◆ **THE PROBLEM**: Here are some records; return them all exactly.

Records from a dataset
=== Begin Enclosure ===
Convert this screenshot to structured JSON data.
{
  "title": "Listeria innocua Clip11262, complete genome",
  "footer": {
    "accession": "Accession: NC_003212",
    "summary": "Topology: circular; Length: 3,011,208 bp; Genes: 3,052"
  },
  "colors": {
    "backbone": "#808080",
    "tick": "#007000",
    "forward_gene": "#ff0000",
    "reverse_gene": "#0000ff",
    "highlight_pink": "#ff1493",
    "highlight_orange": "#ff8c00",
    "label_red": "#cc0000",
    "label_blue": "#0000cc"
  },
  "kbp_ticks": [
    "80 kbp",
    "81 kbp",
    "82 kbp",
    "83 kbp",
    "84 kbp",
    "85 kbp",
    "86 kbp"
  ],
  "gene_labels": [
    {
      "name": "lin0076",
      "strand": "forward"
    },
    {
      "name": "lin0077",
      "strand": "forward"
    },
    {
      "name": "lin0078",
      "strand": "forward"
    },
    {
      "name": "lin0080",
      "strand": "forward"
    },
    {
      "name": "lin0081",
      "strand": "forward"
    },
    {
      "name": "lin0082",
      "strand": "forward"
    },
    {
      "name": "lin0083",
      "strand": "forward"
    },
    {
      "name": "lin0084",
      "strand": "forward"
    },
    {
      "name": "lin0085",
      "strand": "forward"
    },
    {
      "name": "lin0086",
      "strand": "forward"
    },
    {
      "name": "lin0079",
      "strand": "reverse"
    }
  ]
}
=== End Enclosure ===
◆ **ANSWER TO THE PROBLEM**:
Convert this screenshot to structured JSON data.
{
  "title": "Listeria innocua Clip11262, complete genome",
  "footer": {
    "accession": "Accession: NC_003212",
    "summary": "Topology: circular; Length: 3,011,208 bp; Genes: 3,052"
  },
  "colors": {
    "backbone": "#808080",
    "tick": "#007000",
    "forward_gene": "#ff0000",
    "reverse_gene": "#0000ff",
    "highlight_pink": "#ff1493",
    "highlight_orange": "#ff8c00",
    "label_red": "#cc0000",
    "label_blue": "#0000cc"
  },
  "kbp_ticks": [
    "80 kbp",
    "81 kbp",
    "82 kbp",
    "83 kbp",
    "84 kbp",
    "85 kbp",
    "86 kbp"
  ],
  "gene_labels": [
    {
      "name": "lin0076",
      "strand": "forward"
    },
    {
      "name": "lin0077",
      "strand": "forward"
    },
    {
      "name": "lin0078",
      "strand": "forward"
    },
    {
      "name": "lin0080",
      "strand": "forward"
    },
    {
      "name": "lin0081",
      "strand": "forward"
    },
    {
      "name": "lin0082",
      "strand": "forward"
    },
    {
      "name": "lin0083",
      "strand": "forward"
    },
    {
      "name": "lin0084",
      "strand": "forward"
    },
    {
      "name": "lin0085",
      "strand": "forward"
    },
    {
      "name": "lin0086",
      "strand": "forward"
    },
    {
      "name": "lin0079",
      "strand": "reverse"
    }
  ]
}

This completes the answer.